**Dataset content**
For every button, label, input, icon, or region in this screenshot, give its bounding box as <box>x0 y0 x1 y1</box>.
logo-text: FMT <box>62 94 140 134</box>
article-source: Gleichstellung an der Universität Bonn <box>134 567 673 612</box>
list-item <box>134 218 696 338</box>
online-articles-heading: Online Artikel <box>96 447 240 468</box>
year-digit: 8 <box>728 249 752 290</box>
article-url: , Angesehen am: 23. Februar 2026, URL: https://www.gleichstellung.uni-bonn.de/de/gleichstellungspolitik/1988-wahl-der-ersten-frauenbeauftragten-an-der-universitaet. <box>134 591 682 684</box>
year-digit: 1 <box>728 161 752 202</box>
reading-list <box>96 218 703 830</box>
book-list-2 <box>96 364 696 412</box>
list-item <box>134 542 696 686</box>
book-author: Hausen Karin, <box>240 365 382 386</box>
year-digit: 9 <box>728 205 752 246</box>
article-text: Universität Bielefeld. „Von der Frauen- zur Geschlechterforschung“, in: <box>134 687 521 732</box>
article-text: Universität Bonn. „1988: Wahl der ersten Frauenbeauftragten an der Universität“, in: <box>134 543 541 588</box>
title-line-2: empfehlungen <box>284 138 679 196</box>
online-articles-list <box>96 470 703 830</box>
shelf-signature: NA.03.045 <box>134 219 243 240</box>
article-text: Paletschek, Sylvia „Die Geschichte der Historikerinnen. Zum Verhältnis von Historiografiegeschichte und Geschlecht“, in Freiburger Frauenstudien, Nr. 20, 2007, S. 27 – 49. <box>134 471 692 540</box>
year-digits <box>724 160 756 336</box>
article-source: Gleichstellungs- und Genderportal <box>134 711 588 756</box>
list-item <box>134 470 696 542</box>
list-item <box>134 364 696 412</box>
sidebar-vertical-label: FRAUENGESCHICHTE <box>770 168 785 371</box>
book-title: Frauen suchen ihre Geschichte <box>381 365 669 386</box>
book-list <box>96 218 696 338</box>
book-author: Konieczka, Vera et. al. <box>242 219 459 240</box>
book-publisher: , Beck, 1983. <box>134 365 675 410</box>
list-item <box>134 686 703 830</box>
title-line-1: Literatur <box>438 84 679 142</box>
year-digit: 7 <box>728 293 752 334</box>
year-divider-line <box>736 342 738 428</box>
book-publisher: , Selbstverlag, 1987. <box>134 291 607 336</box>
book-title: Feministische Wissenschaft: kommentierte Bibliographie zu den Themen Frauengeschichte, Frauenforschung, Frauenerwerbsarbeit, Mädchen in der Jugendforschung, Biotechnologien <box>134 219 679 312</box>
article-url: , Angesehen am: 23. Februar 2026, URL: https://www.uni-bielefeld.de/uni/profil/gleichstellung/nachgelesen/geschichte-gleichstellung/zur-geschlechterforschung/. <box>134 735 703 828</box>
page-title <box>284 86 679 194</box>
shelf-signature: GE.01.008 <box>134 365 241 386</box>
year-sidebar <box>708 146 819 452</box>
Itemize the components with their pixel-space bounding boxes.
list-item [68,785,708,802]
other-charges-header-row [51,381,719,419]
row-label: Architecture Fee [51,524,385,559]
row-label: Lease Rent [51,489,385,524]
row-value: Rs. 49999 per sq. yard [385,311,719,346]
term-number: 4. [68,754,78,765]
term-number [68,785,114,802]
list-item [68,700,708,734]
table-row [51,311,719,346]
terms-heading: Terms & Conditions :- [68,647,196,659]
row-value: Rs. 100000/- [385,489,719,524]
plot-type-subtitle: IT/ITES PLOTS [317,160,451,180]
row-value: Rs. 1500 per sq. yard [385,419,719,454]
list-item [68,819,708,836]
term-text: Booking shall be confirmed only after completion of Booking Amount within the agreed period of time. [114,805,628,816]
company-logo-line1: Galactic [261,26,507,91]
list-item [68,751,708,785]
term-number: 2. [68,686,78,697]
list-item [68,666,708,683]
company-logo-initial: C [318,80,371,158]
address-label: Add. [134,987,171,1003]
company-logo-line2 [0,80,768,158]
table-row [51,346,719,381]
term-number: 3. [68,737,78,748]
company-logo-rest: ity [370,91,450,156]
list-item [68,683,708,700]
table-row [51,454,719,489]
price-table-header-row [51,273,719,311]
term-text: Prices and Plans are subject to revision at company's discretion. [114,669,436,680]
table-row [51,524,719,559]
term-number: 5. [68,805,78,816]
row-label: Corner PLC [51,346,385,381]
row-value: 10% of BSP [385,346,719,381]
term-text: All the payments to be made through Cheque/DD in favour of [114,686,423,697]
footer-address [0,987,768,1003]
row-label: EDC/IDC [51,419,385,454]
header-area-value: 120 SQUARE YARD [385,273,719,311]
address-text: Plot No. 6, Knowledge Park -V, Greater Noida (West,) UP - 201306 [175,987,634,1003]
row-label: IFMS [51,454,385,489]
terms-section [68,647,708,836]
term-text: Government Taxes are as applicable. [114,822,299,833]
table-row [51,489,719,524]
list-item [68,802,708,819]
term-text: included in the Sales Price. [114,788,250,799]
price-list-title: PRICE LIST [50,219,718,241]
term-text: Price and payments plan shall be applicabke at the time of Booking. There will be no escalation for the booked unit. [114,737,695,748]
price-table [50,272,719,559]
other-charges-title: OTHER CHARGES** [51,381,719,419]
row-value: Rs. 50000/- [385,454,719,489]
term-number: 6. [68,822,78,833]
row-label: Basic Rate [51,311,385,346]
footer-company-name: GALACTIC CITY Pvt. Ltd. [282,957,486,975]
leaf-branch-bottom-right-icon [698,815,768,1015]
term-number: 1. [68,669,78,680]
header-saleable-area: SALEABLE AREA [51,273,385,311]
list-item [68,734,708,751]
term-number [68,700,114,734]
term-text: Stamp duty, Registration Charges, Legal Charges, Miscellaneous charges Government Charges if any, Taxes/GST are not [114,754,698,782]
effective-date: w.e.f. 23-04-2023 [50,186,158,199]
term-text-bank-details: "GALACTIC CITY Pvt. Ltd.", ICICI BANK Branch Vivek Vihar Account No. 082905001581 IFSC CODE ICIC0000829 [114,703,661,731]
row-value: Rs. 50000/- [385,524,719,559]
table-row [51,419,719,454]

**Exercise**
Can you retype all of the data above line for line, with no changes?

**Solution to the exercise**
For every button, label, input, icon, or region in this screenshot, give its bounding box as <box>x0 y0 x1 y1</box>.
logo-text: FMT <box>62 94 140 134</box>
article-source: Gleichstellung an der Universität Bonn <box>134 567 673 612</box>
list-item <box>134 218 696 338</box>
online-articles-heading: Online Artikel <box>96 447 240 468</box>
year-digit: 8 <box>728 249 752 290</box>
article-url: , Angesehen am: 23. Februar 2026, URL: https://www.gleichstellung.uni-bonn.de/de/gleichstellungspolitik/1988-wahl-der-ersten-frauenbeauftragten-an-der-universitaet. <box>134 591 682 684</box>
year-digit: 1 <box>728 161 752 202</box>
reading-list <box>96 218 703 830</box>
book-list-2 <box>96 364 696 412</box>
list-item <box>134 542 696 686</box>
book-author: Hausen Karin, <box>240 365 382 386</box>
year-digit: 9 <box>728 205 752 246</box>
article-text: Universität Bielefeld. „Von der Frauen- zur Geschlechterforschung“, in: <box>134 687 521 732</box>
article-text: Universität Bonn. „1988: Wahl der ersten Frauenbeauftragten an der Universität“, in: <box>134 543 541 588</box>
title-line-2: empfehlungen <box>284 138 679 196</box>
online-articles-list <box>96 470 703 830</box>
shelf-signature: NA.03.045 <box>134 219 243 240</box>
article-text: Paletschek, Sylvia „Die Geschichte der Historikerinnen. Zum Verhältnis von Historiografiegeschichte und Geschlecht“, in Freiburger Frauenstudien, Nr. 20, 2007, S. 27 – 49. <box>134 471 692 540</box>
year-digits <box>724 160 756 336</box>
article-source: Gleichstellungs- und Genderportal <box>134 711 588 756</box>
list-item <box>134 470 696 542</box>
list-item <box>134 364 696 412</box>
sidebar-vertical-label: FRAUENGESCHICHTE <box>770 168 785 371</box>
book-title: Frauen suchen ihre Geschichte <box>381 365 669 386</box>
book-list <box>96 218 696 338</box>
book-author: Konieczka, Vera et. al. <box>242 219 459 240</box>
book-publisher: , Beck, 1983. <box>134 365 675 410</box>
list-item <box>134 686 703 830</box>
title-line-1: Literatur <box>438 84 679 142</box>
year-digit: 7 <box>728 293 752 334</box>
year-divider-line <box>736 342 738 428</box>
book-publisher: , Selbstverlag, 1987. <box>134 291 607 336</box>
book-title: Feministische Wissenschaft: kommentierte Bibliographie zu den Themen Frauengeschichte, Frauenforschung, Frauenerwerbsarbeit, Mädchen in der Jugendforschung, Biotechnologien <box>134 219 679 312</box>
article-url: , Angesehen am: 23. Februar 2026, URL: https://www.uni-bielefeld.de/uni/profil/gleichstellung/nachgelesen/geschichte-gleichstellung/zur-geschlechterforschung/. <box>134 735 703 828</box>
page-title <box>284 86 679 194</box>
shelf-signature: GE.01.008 <box>134 365 241 386</box>
year-sidebar <box>708 146 819 452</box>
Itemize the components with their pixel-space bounding boxes.
list-item [68,785,708,802]
other-charges-header-row [51,381,719,419]
row-label: Architecture Fee [51,524,385,559]
row-label: Lease Rent [51,489,385,524]
row-value: Rs. 49999 per sq. yard [385,311,719,346]
term-number: 4. [68,754,78,765]
term-number [68,785,114,802]
list-item [68,700,708,734]
table-row [51,311,719,346]
terms-heading: Terms & Conditions :- [68,647,196,659]
row-value: Rs. 100000/- [385,489,719,524]
plot-type-subtitle: IT/ITES PLOTS [317,160,451,180]
row-value: Rs. 1500 per sq. yard [385,419,719,454]
list-item [68,819,708,836]
term-text: Booking shall be confirmed only after completion of Booking Amount within the agreed period of time. [114,805,628,816]
company-logo-line1: Galactic [261,26,507,91]
list-item [68,751,708,785]
term-number: 2. [68,686,78,697]
list-item [68,666,708,683]
company-logo-initial: C [318,80,371,158]
address-label: Add. [134,987,171,1003]
company-logo-line2 [0,80,768,158]
table-row [51,346,719,381]
term-number: 3. [68,737,78,748]
company-logo-rest: ity [370,91,450,156]
list-item [68,683,708,700]
table-row [51,454,719,489]
price-table-header-row [51,273,719,311]
term-text: Prices and Plans are subject to revision at company's discretion. [114,669,436,680]
table-row [51,524,719,559]
term-number: 5. [68,805,78,816]
row-label: Corner PLC [51,346,385,381]
row-value: 10% of BSP [385,346,719,381]
term-text: All the payments to be made through Cheque/DD in favour of [114,686,423,697]
footer-address [0,987,768,1003]
row-label: EDC/IDC [51,419,385,454]
header-area-value: 120 SQUARE YARD [385,273,719,311]
address-text: Plot No. 6, Knowledge Park -V, Greater Noida (West,) UP - 201306 [175,987,634,1003]
row-label: IFMS [51,454,385,489]
terms-section [68,647,708,836]
term-text: Government Taxes are as applicable. [114,822,299,833]
table-row [51,489,719,524]
list-item [68,802,708,819]
term-text: included in the Sales Price. [114,788,250,799]
price-list-title: PRICE LIST [50,219,718,241]
term-text: Price and payments plan shall be applicabke at the time of Booking. There will be no escalation for the booked unit. [114,737,695,748]
price-table [50,272,719,559]
other-charges-title: OTHER CHARGES** [51,381,719,419]
row-value: Rs. 50000/- [385,454,719,489]
term-number: 6. [68,822,78,833]
row-label: Basic Rate [51,311,385,346]
footer-company-name: GALACTIC CITY Pvt. Ltd. [282,957,486,975]
leaf-branch-bottom-right-icon [698,815,768,1015]
term-number: 1. [68,669,78,680]
header-saleable-area: SALEABLE AREA [51,273,385,311]
list-item [68,734,708,751]
term-number [68,700,114,734]
term-text: Stamp duty, Registration Charges, Legal Charges, Miscellaneous charges Government Charges if any, Taxes/GST are not [114,754,698,782]
effective-date: w.e.f. 23-04-2023 [50,186,158,199]
term-text-bank-details: "GALACTIC CITY Pvt. Ltd.", ICICI BANK Branch Vivek Vihar Account No. 082905001581 IFSC CODE ICIC0000829 [114,703,661,731]
row-value: Rs. 50000/- [385,524,719,559]
table-row [51,419,719,454]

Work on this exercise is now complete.